### EXTRACTED DATA ###

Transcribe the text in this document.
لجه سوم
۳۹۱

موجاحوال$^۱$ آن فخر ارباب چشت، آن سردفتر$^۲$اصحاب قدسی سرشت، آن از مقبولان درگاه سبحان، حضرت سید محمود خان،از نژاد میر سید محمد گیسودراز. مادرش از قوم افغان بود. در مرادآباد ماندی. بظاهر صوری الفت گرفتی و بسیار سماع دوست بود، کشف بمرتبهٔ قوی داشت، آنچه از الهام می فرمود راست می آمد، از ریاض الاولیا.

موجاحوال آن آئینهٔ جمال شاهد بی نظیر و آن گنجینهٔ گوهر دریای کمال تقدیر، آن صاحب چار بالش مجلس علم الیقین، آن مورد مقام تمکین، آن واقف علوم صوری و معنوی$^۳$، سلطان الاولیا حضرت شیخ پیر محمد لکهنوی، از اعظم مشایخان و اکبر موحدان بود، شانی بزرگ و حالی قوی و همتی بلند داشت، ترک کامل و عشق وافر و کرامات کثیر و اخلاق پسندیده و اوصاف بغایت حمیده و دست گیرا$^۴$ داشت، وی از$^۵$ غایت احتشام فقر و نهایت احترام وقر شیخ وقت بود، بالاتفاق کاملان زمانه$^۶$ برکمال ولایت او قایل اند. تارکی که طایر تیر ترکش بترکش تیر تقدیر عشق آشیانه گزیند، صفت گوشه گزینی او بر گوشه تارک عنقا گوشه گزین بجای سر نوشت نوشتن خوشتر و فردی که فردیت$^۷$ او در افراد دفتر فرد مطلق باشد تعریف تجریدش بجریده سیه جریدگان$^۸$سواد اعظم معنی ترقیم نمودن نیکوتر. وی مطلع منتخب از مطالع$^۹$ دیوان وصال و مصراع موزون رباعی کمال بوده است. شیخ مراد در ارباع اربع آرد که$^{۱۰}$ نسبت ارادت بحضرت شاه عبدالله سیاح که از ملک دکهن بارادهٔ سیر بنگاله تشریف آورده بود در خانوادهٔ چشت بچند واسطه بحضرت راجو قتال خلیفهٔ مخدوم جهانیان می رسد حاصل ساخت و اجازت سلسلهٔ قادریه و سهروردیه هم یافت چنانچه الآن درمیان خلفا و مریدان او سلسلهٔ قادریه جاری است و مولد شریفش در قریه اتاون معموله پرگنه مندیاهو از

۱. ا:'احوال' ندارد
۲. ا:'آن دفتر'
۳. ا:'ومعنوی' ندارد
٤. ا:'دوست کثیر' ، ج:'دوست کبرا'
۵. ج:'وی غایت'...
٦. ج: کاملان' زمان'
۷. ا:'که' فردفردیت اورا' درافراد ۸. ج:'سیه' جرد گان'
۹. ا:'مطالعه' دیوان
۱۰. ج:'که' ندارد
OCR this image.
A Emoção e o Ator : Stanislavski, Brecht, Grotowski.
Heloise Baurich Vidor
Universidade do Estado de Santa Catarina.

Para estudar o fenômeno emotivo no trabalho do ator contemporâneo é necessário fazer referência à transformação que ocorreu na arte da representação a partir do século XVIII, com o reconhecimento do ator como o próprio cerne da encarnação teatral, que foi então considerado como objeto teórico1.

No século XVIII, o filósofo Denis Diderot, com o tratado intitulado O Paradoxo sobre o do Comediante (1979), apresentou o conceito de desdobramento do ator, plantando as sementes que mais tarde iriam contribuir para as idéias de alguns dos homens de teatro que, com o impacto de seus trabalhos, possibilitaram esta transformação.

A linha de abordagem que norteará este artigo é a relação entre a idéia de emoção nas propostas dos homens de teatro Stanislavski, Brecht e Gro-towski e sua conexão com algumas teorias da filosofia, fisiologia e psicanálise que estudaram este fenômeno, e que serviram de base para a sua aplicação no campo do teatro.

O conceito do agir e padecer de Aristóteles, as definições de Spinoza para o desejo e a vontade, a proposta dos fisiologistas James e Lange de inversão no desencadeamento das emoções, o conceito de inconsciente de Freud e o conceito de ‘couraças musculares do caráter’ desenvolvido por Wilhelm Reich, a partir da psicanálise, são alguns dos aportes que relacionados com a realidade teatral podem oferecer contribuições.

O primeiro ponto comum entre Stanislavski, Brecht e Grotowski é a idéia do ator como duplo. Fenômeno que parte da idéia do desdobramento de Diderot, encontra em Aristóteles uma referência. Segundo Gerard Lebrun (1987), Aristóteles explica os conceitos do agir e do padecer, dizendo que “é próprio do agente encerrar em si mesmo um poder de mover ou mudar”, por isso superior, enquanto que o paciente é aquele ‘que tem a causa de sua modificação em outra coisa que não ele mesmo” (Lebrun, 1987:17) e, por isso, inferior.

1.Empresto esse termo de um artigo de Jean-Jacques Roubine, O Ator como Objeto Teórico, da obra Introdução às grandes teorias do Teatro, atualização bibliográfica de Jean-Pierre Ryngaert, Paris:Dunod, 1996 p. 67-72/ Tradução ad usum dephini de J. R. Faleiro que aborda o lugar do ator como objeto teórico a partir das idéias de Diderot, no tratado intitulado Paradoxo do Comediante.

###
### EXTRACTED DATA ###

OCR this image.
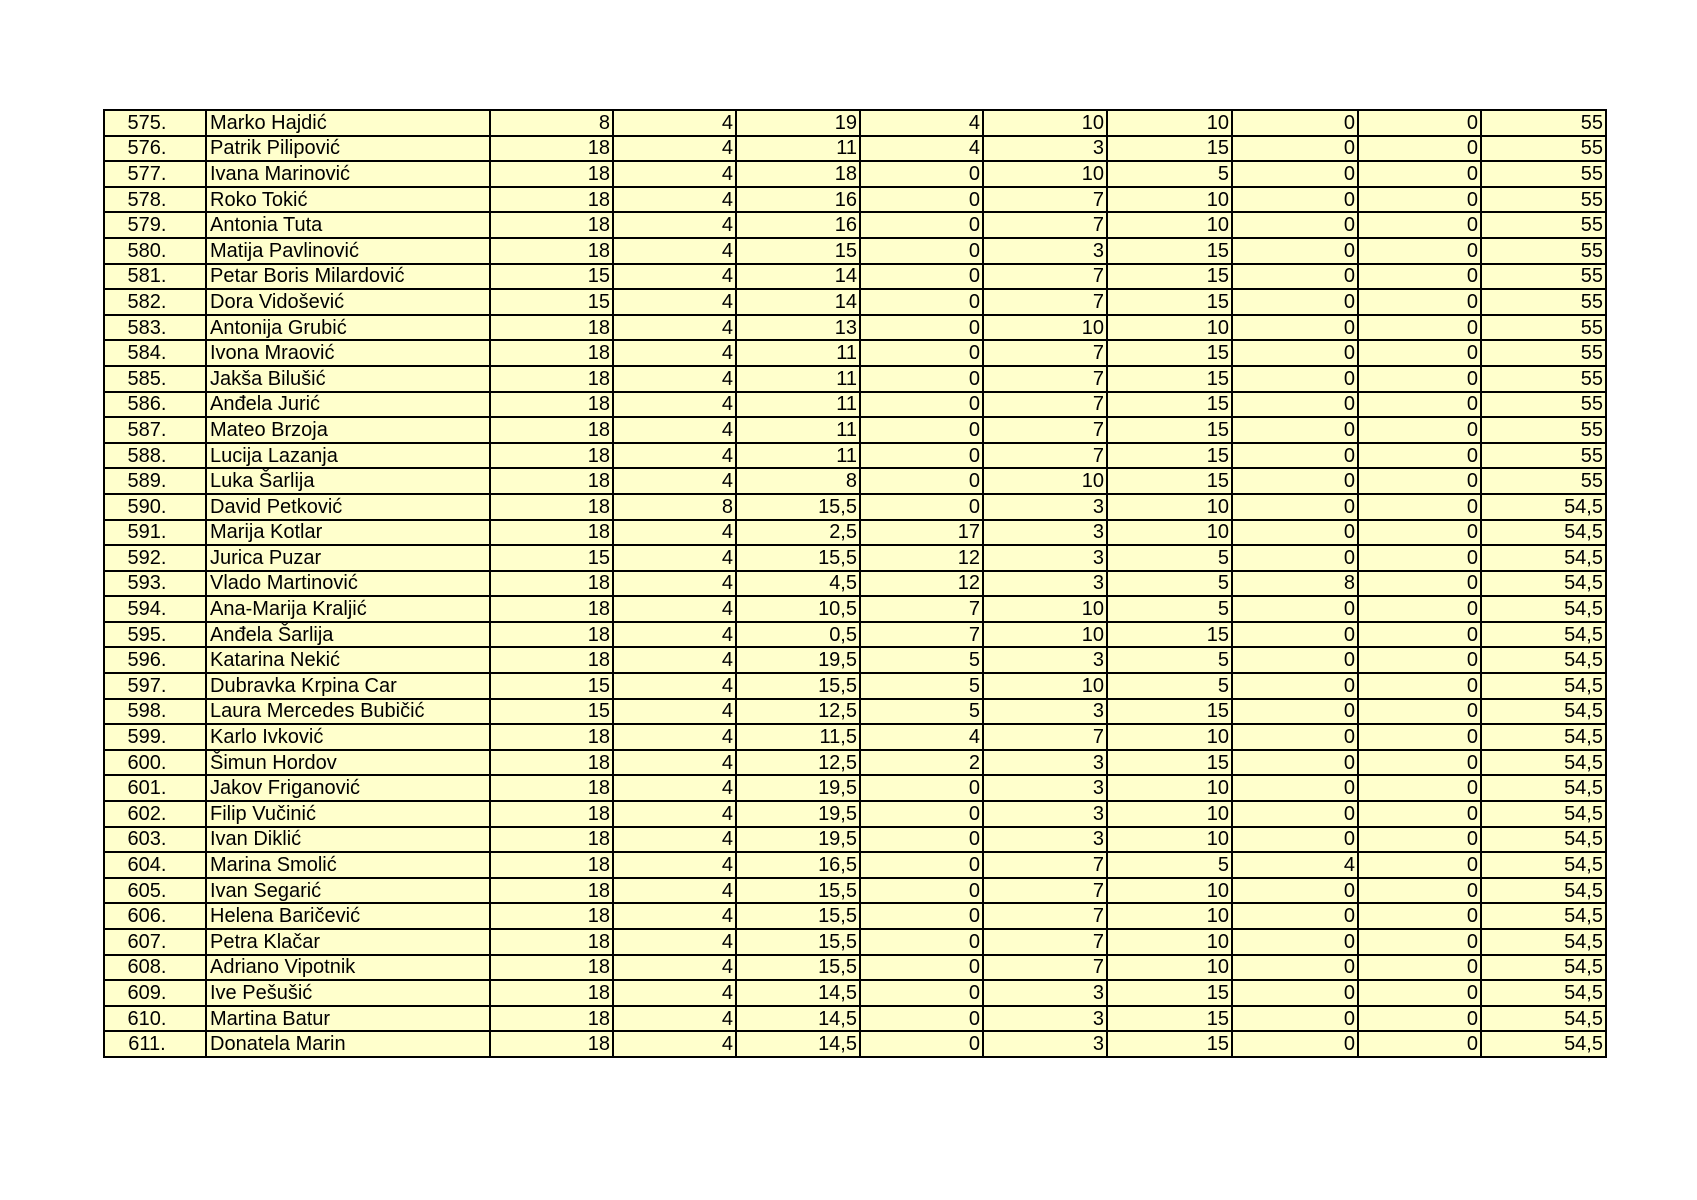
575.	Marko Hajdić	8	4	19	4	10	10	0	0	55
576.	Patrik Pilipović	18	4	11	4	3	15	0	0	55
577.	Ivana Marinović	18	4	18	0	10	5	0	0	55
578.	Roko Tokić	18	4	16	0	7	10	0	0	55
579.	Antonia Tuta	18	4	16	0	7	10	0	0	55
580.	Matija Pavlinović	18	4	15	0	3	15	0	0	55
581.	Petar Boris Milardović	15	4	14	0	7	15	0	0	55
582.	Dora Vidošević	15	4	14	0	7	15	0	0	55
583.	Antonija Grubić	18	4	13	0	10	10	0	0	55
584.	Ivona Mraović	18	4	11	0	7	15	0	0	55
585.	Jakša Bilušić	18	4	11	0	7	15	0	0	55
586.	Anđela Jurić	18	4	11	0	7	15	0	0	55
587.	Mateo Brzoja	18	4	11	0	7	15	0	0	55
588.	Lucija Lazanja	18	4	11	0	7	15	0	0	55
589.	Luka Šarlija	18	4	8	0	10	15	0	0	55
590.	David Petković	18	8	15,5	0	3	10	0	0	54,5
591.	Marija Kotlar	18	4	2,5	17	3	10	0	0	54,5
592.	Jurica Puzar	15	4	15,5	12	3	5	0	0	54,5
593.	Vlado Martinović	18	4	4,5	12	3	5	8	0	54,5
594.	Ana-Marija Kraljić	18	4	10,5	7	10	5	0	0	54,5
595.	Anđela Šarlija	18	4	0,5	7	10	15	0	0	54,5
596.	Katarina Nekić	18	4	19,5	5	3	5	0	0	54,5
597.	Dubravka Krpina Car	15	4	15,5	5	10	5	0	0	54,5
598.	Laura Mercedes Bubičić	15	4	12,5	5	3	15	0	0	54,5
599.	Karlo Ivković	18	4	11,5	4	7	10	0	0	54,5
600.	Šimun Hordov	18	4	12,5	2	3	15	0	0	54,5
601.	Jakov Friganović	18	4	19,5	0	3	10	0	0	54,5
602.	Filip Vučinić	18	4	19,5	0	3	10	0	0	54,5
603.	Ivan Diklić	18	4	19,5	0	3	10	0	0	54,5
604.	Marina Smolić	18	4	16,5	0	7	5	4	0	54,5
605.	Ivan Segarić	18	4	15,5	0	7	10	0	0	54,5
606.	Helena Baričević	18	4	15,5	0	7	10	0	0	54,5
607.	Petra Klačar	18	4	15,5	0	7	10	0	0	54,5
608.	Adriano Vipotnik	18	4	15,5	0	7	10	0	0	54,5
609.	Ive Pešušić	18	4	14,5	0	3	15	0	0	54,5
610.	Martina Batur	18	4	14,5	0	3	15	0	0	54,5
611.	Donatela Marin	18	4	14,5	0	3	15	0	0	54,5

###
### EXTRACTED DATA ###

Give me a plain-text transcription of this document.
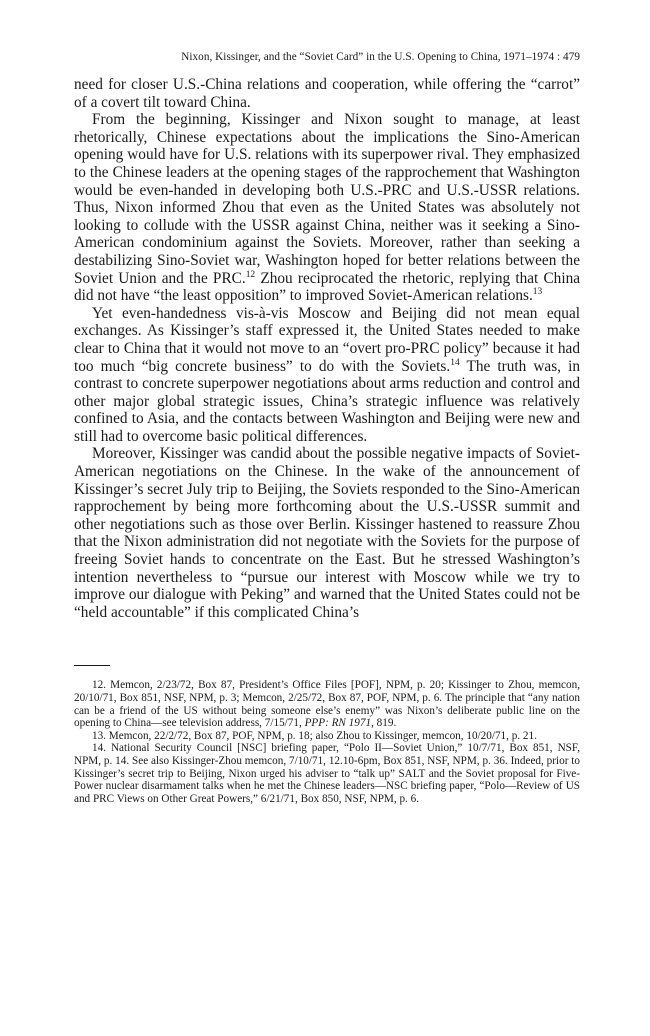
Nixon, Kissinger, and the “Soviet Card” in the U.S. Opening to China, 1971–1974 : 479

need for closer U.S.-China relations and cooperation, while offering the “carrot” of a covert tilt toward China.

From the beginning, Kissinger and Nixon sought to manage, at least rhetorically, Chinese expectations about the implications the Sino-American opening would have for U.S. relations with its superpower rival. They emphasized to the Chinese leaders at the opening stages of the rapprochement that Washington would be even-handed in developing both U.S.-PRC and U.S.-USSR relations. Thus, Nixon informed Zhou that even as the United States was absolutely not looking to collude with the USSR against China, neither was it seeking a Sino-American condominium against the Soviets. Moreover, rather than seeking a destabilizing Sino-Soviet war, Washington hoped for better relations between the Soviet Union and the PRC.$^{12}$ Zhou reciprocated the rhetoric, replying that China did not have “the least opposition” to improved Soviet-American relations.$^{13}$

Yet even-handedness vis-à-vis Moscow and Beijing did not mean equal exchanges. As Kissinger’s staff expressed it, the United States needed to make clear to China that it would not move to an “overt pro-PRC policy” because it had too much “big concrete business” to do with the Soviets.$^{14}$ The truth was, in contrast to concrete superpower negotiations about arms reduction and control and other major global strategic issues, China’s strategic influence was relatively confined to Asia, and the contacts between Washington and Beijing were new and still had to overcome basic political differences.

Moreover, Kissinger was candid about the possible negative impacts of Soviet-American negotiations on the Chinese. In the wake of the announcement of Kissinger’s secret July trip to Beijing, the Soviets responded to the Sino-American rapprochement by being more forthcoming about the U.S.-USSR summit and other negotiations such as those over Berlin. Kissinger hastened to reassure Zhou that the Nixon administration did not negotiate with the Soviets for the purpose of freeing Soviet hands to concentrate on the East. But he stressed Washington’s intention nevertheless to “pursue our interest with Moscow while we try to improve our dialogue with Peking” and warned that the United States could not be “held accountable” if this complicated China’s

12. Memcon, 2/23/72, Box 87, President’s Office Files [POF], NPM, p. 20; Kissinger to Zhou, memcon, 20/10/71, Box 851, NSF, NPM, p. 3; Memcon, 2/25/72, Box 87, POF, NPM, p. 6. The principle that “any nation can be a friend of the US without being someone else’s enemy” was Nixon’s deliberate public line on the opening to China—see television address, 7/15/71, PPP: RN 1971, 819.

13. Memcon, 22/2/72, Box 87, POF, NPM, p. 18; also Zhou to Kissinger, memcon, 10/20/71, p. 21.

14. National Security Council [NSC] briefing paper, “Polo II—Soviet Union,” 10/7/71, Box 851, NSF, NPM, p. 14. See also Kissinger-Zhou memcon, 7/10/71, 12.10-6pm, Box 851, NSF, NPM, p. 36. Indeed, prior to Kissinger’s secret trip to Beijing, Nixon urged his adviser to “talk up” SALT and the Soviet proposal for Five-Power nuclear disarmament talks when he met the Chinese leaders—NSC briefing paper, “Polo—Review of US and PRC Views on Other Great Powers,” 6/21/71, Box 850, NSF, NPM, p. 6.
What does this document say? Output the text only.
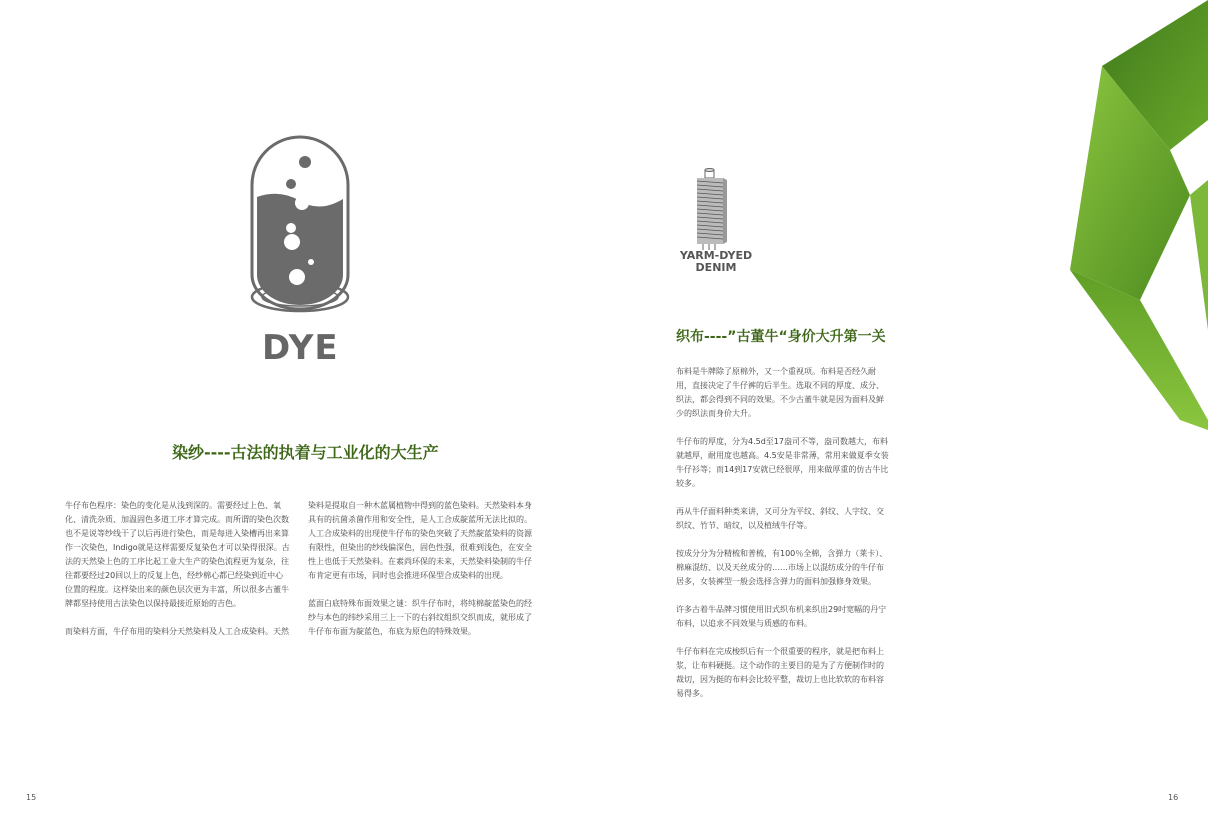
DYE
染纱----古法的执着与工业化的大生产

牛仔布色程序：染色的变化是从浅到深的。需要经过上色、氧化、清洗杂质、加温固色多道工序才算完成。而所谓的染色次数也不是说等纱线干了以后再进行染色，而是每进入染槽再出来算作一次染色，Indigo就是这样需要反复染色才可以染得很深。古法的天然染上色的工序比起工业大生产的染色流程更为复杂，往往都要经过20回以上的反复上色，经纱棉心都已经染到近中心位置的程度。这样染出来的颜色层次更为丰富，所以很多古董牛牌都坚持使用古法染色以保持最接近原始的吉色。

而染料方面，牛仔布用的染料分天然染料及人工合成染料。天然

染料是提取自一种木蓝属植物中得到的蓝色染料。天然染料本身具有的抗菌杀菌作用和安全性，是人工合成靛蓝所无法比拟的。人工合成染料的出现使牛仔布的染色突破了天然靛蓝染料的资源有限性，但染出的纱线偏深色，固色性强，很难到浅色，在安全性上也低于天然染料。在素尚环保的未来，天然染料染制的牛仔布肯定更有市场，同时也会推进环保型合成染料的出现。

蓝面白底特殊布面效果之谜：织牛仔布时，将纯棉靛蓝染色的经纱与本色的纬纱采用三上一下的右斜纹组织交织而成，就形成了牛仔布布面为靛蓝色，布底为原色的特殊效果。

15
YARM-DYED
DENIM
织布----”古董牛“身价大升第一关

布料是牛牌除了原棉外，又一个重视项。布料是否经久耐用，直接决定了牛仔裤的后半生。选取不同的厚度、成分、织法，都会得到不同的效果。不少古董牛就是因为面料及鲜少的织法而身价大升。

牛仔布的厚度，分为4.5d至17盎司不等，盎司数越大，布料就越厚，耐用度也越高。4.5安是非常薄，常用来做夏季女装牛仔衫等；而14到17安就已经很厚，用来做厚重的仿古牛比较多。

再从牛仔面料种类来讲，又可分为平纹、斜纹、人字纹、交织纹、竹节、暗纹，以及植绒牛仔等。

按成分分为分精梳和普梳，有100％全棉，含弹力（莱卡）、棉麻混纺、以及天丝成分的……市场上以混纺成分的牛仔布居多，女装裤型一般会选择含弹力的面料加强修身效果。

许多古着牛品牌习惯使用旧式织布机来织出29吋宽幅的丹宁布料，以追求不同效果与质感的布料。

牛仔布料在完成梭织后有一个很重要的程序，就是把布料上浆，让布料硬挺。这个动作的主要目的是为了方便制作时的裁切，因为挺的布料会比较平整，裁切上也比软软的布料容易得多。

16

###

REQUIRED TASK = What is the number of lines in the records that contain the string "artigo"? Give only that number.

EXERCISE ANSWER = 2